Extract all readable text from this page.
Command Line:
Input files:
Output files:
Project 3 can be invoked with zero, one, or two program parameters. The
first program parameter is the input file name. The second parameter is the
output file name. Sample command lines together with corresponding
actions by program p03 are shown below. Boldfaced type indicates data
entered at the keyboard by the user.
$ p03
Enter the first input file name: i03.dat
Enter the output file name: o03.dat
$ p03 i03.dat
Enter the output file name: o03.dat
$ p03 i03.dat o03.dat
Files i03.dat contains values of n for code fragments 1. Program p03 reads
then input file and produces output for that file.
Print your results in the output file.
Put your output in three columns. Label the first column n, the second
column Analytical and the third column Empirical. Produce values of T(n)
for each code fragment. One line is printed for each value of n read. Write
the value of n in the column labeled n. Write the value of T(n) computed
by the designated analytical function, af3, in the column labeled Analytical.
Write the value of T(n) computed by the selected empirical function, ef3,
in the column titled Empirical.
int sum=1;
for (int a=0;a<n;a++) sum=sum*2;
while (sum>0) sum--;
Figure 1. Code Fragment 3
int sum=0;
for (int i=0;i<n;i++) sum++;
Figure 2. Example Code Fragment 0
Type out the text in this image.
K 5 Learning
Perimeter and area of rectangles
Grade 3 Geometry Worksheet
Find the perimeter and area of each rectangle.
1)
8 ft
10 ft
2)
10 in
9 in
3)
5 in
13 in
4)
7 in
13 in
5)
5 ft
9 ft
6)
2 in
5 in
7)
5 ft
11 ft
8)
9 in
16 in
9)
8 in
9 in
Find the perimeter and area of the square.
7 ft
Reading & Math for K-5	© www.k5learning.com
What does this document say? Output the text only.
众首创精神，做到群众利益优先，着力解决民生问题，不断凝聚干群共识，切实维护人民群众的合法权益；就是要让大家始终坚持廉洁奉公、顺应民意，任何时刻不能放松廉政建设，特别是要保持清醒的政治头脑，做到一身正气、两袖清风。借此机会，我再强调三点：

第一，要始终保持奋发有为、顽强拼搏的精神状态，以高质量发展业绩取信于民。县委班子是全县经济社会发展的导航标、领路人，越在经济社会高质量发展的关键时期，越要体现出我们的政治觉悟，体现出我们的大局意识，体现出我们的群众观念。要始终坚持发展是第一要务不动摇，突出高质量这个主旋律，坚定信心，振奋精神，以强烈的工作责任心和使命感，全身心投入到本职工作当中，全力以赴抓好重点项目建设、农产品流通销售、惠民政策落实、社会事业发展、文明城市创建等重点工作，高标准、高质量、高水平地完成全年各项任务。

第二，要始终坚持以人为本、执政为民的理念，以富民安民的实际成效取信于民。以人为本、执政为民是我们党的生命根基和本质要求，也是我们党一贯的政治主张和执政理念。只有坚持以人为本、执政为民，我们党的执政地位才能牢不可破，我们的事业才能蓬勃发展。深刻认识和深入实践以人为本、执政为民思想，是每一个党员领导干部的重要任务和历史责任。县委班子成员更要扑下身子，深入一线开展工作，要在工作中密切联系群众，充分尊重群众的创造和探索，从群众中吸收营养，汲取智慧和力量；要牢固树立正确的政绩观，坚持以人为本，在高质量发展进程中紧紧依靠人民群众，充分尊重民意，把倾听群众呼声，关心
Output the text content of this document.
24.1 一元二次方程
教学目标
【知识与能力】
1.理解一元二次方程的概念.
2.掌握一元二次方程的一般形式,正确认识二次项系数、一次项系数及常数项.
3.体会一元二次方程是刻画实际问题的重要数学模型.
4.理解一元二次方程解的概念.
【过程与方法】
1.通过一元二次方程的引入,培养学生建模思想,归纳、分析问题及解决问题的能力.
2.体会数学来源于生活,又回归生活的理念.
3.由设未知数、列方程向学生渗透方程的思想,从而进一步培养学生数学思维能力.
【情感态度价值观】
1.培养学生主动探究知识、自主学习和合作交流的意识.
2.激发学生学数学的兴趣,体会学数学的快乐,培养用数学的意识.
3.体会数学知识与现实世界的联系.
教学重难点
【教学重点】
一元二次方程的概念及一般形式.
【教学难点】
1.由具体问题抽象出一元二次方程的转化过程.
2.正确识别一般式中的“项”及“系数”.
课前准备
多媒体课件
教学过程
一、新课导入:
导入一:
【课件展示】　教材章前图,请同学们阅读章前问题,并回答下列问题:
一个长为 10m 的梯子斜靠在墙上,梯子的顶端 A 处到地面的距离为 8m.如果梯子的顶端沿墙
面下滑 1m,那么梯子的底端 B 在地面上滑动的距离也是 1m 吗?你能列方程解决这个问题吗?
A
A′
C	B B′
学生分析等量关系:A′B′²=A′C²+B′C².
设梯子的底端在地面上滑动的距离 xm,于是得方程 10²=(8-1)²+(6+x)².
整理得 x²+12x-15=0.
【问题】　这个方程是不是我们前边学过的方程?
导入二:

What you will do
Print every line of the records exactly. Omit nothing.

Response to the exercise
Extract all readable text from this page.
Command Line:
Input files:
Output files:
Project 3 can be invoked with zero, one, or two program parameters. The
first program parameter is the input file name. The second parameter is the
output file name. Sample command lines together with corresponding
actions by program p03 are shown below. Boldfaced type indicates data
entered at the keyboard by the user.
$ p03
Enter the first input file name: i03.dat
Enter the output file name: o03.dat
$ p03 i03.dat
Enter the output file name: o03.dat
$ p03 i03.dat o03.dat
Files i03.dat contains values of n for code fragments 1. Program p03 reads
then input file and produces output for that file.
Print your results in the output file.
Put your output in three columns. Label the first column n, the second
column Analytical and the third column Empirical. Produce values of T(n)
for each code fragment. One line is printed for each value of n read. Write
the value of n in the column labeled n. Write the value of T(n) computed
by the designated analytical function, af3, in the column labeled Analytical.
Write the value of T(n) computed by the selected empirical function, ef3,
in the column titled Empirical.
int sum=1;
for (int a=0;a<n;a++) sum=sum*2;
while (sum>0) sum--;
Figure 1. Code Fragment 3
int sum=0;
for (int i=0;i<n;i++) sum++;
Figure 2. Example Code Fragment 0
Type out the text in this image.
K 5 Learning
Perimeter and area of rectangles
Grade 3 Geometry Worksheet
Find the perimeter and area of each rectangle.
1)
8 ft
10 ft
2)
10 in
9 in
3)
5 in
13 in
4)
7 in
13 in
5)
5 ft
9 ft
6)
2 in
5 in
7)
5 ft
11 ft
8)
9 in
16 in
9)
8 in
9 in
Find the perimeter and area of the square.
7 ft
Reading & Math for K-5	© www.k5learning.com
What does this document say? Output the text only.
众首创精神，做到群众利益优先，着力解决民生问题，不断凝聚干群共识，切实维护人民群众的合法权益；就是要让大家始终坚持廉洁奉公、顺应民意，任何时刻不能放松廉政建设，特别是要保持清醒的政治头脑，做到一身正气、两袖清风。借此机会，我再强调三点：

第一，要始终保持奋发有为、顽强拼搏的精神状态，以高质量发展业绩取信于民。县委班子是全县经济社会发展的导航标、领路人，越在经济社会高质量发展的关键时期，越要体现出我们的政治觉悟，体现出我们的大局意识，体现出我们的群众观念。要始终坚持发展是第一要务不动摇，突出高质量这个主旋律，坚定信心，振奋精神，以强烈的工作责任心和使命感，全身心投入到本职工作当中，全力以赴抓好重点项目建设、农产品流通销售、惠民政策落实、社会事业发展、文明城市创建等重点工作，高标准、高质量、高水平地完成全年各项任务。

第二，要始终坚持以人为本、执政为民的理念，以富民安民的实际成效取信于民。以人为本、执政为民是我们党的生命根基和本质要求，也是我们党一贯的政治主张和执政理念。只有坚持以人为本、执政为民，我们党的执政地位才能牢不可破，我们的事业才能蓬勃发展。深刻认识和深入实践以人为本、执政为民思想，是每一个党员领导干部的重要任务和历史责任。县委班子成员更要扑下身子，深入一线开展工作，要在工作中密切联系群众，充分尊重群众的创造和探索，从群众中吸收营养，汲取智慧和力量；要牢固树立正确的政绩观，坚持以人为本，在高质量发展进程中紧紧依靠人民群众，充分尊重民意，把倾听群众呼声，关心
Output the text content of this document.
24.1 一元二次方程
教学目标
【知识与能力】
1.理解一元二次方程的概念.
2.掌握一元二次方程的一般形式,正确认识二次项系数、一次项系数及常数项.
3.体会一元二次方程是刻画实际问题的重要数学模型.
4.理解一元二次方程解的概念.
【过程与方法】
1.通过一元二次方程的引入,培养学生建模思想,归纳、分析问题及解决问题的能力.
2.体会数学来源于生活,又回归生活的理念.
3.由设未知数、列方程向学生渗透方程的思想,从而进一步培养学生数学思维能力.
【情感态度价值观】
1.培养学生主动探究知识、自主学习和合作交流的意识.
2.激发学生学数学的兴趣,体会学数学的快乐,培养用数学的意识.
3.体会数学知识与现实世界的联系.
教学重难点
【教学重点】
一元二次方程的概念及一般形式.
【教学难点】
1.由具体问题抽象出一元二次方程的转化过程.
2.正确识别一般式中的“项”及“系数”.
课前准备
多媒体课件
教学过程
一、新课导入:
导入一:
【课件展示】　教材章前图,请同学们阅读章前问题,并回答下列问题:
一个长为 10m 的梯子斜靠在墙上,梯子的顶端 A 处到地面的距离为 8m.如果梯子的顶端沿墙
面下滑 1m,那么梯子的底端 B 在地面上滑动的距离也是 1m 吗?你能列方程解决这个问题吗?
A
A′
C	B B′
学生分析等量关系:A′B′²=A′C²+B′C².
设梯子的底端在地面上滑动的距离 xm,于是得方程 10²=(8-1)²+(6+x)².
整理得 x²+12x-15=0.
【问题】　这个方程是不是我们前边学过的方程?
导入二:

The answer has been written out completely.